Problem requirements:
Omit the pictures, then write out every entry exactly as it reads.

[Figure record listings]
------------------------------------------------------------
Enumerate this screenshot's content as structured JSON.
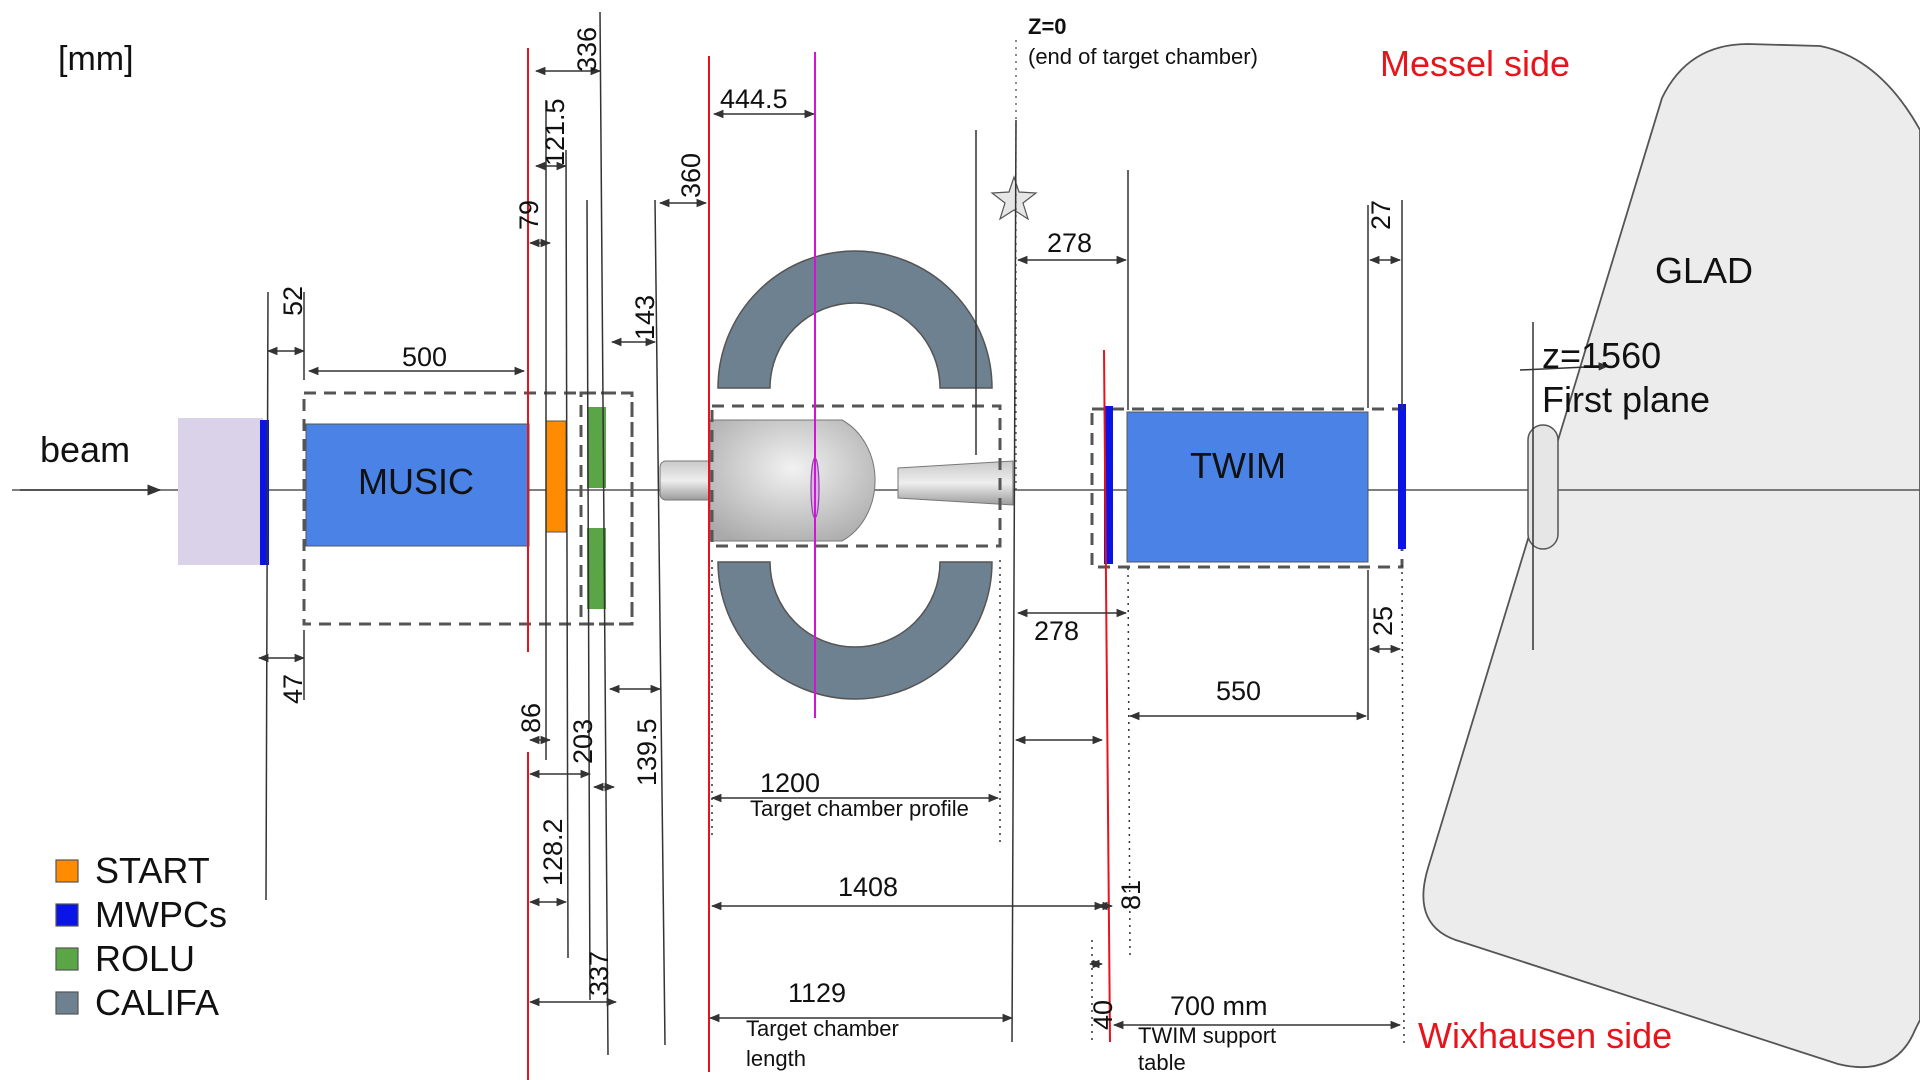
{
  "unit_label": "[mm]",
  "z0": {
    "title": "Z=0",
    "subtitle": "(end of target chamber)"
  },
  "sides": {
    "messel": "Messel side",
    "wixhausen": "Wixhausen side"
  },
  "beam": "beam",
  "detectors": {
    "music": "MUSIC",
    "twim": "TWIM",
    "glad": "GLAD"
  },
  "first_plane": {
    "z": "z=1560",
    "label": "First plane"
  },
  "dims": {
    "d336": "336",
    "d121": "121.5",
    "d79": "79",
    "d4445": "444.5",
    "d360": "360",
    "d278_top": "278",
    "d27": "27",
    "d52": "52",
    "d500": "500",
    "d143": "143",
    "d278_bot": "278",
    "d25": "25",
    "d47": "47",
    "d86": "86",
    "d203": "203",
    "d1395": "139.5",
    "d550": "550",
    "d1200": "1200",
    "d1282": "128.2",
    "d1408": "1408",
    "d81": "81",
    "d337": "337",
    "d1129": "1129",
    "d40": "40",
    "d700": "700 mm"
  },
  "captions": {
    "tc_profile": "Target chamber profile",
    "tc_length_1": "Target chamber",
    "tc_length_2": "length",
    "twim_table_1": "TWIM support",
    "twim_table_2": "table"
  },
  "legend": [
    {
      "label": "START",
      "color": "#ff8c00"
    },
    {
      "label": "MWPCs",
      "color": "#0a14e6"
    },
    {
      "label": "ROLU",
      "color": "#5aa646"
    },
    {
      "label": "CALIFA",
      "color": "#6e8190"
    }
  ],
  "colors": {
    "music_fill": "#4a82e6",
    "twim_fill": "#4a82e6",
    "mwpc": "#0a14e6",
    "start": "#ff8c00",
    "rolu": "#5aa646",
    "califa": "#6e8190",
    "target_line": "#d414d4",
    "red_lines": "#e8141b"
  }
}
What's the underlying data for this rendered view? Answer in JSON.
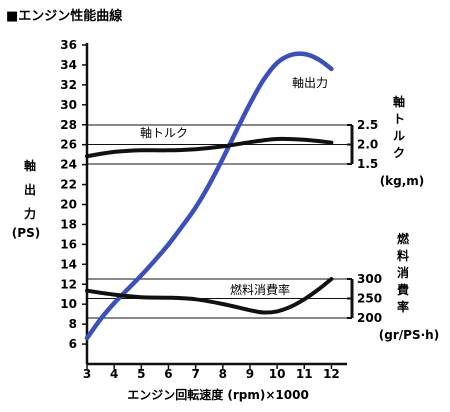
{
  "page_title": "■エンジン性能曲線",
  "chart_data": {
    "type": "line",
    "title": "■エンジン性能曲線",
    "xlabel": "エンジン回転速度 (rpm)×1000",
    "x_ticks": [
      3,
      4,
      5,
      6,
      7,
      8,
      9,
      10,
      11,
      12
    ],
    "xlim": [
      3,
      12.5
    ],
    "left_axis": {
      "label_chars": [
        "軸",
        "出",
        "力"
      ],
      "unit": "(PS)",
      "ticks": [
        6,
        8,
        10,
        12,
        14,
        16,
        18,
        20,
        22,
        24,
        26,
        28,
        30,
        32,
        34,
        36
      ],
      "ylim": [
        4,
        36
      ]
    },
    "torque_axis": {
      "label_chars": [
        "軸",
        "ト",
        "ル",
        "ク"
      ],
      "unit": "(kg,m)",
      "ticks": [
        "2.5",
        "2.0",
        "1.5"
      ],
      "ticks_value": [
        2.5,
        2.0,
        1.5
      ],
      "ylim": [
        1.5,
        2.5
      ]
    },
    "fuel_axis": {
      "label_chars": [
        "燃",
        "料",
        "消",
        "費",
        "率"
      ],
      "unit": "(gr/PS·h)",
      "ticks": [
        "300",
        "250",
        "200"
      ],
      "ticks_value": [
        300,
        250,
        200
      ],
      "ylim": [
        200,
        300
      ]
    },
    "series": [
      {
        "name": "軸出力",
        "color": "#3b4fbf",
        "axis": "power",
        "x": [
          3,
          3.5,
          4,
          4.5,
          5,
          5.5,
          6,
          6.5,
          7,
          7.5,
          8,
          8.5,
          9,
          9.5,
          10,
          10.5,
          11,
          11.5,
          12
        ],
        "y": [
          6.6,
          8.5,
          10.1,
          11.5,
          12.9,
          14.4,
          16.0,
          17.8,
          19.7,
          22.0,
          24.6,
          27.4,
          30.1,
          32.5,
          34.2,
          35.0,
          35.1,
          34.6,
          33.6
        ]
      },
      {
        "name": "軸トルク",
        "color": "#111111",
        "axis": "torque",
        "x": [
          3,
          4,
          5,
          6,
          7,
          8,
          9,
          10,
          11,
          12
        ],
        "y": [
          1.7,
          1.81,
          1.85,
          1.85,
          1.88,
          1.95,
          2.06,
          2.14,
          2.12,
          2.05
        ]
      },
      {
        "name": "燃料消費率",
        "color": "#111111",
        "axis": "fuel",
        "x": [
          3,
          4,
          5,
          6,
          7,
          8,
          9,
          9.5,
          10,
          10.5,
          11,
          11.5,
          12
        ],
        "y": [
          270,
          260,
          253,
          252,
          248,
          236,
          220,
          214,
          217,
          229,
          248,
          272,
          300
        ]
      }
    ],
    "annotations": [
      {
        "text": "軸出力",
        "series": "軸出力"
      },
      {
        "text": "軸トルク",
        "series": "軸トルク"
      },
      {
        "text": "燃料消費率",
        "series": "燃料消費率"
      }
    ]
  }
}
------------------------------------------------------------
Expected output:
Enumerate this screenshot's content as structured JSON.
{
  "unit_label": "[mm]",
  "z0": {
    "title": "Z=0",
    "subtitle": "(end of target chamber)"
  },
  "sides": {
    "messel": "Messel side",
    "wixhausen": "Wixhausen side"
  },
  "beam": "beam",
  "detectors": {
    "music": "MUSIC",
    "twim": "TWIM",
    "glad": "GLAD"
  },
  "first_plane": {
    "z": "z=1560",
    "label": "First plane"
  },
  "dims": {
    "d336": "336",
    "d121": "121.5",
    "d79": "79",
    "d4445": "444.5",
    "d360": "360",
    "d278_top": "278",
    "d27": "27",
    "d52": "52",
    "d500": "500",
    "d143": "143",
    "d278_bot": "278",
    "d25": "25",
    "d47": "47",
    "d86": "86",
    "d203": "203",
    "d1395": "139.5",
    "d550": "550",
    "d1200": "1200",
    "d1282": "128.2",
    "d1408": "1408",
    "d81": "81",
    "d337": "337",
    "d1129": "1129",
    "d40": "40",
    "d700": "700 mm"
  },
  "captions": {
    "tc_profile": "Target chamber profile",
    "tc_length_1": "Target chamber",
    "tc_length_2": "length",
    "twim_table_1": "TWIM support",
    "twim_table_2": "table"
  },
  "legend": [
    {
      "label": "START",
      "color": "#ff8c00"
    },
    {
      "label": "MWPCs",
      "color": "#0a14e6"
    },
    {
      "label": "ROLU",
      "color": "#5aa646"
    },
    {
      "label": "CALIFA",
      "color": "#6e8190"
    }
  ],
  "colors": {
    "music_fill": "#4a82e6",
    "twim_fill": "#4a82e6",
    "mwpc": "#0a14e6",
    "start": "#ff8c00",
    "rolu": "#5aa646",
    "califa": "#6e8190",
    "target_line": "#d414d4",
    "red_lines": "#e8141b"
  }
}
What's the underlying data for this rendered view? Answer in JSON.
{
  "page_title": "■エンジン性能曲線",
  "chart_data": {
    "type": "line",
    "title": "■エンジン性能曲線",
    "xlabel": "エンジン回転速度 (rpm)×1000",
    "x_ticks": [
      3,
      4,
      5,
      6,
      7,
      8,
      9,
      10,
      11,
      12
    ],
    "xlim": [
      3,
      12.5
    ],
    "left_axis": {
      "label_chars": [
        "軸",
        "出",
        "力"
      ],
      "unit": "(PS)",
      "ticks": [
        6,
        8,
        10,
        12,
        14,
        16,
        18,
        20,
        22,
        24,
        26,
        28,
        30,
        32,
        34,
        36
      ],
      "ylim": [
        4,
        36
      ]
    },
    "torque_axis": {
      "label_chars": [
        "軸",
        "ト",
        "ル",
        "ク"
      ],
      "unit": "(kg,m)",
      "ticks": [
        "2.5",
        "2.0",
        "1.5"
      ],
      "ticks_value": [
        2.5,
        2.0,
        1.5
      ],
      "ylim": [
        1.5,
        2.5
      ]
    },
    "fuel_axis": {
      "label_chars": [
        "燃",
        "料",
        "消",
        "費",
        "率"
      ],
      "unit": "(gr/PS·h)",
      "ticks": [
        "300",
        "250",
        "200"
      ],
      "ticks_value": [
        300,
        250,
        200
      ],
      "ylim": [
        200,
        300
      ]
    },
    "series": [
      {
        "name": "軸出力",
        "color": "#3b4fbf",
        "axis": "power",
        "x": [
          3,
          3.5,
          4,
          4.5,
          5,
          5.5,
          6,
          6.5,
          7,
          7.5,
          8,
          8.5,
          9,
          9.5,
          10,
          10.5,
          11,
          11.5,
          12
        ],
        "y": [
          6.6,
          8.5,
          10.1,
          11.5,
          12.9,
          14.4,
          16.0,
          17.8,
          19.7,
          22.0,
          24.6,
          27.4,
          30.1,
          32.5,
          34.2,
          35.0,
          35.1,
          34.6,
          33.6
        ]
      },
      {
        "name": "軸トルク",
        "color": "#111111",
        "axis": "torque",
        "x": [
          3,
          4,
          5,
          6,
          7,
          8,
          9,
          10,
          11,
          12
        ],
        "y": [
          1.7,
          1.81,
          1.85,
          1.85,
          1.88,
          1.95,
          2.06,
          2.14,
          2.12,
          2.05
        ]
      },
      {
        "name": "燃料消費率",
        "color": "#111111",
        "axis": "fuel",
        "x": [
          3,
          4,
          5,
          6,
          7,
          8,
          9,
          9.5,
          10,
          10.5,
          11,
          11.5,
          12
        ],
        "y": [
          270,
          260,
          253,
          252,
          248,
          236,
          220,
          214,
          217,
          229,
          248,
          272,
          300
        ]
      }
    ],
    "annotations": [
      {
        "text": "軸出力",
        "series": "軸出力"
      },
      {
        "text": "軸トルク",
        "series": "軸トルク"
      },
      {
        "text": "燃料消費率",
        "series": "燃料消費率"
      }
    ]
  }
}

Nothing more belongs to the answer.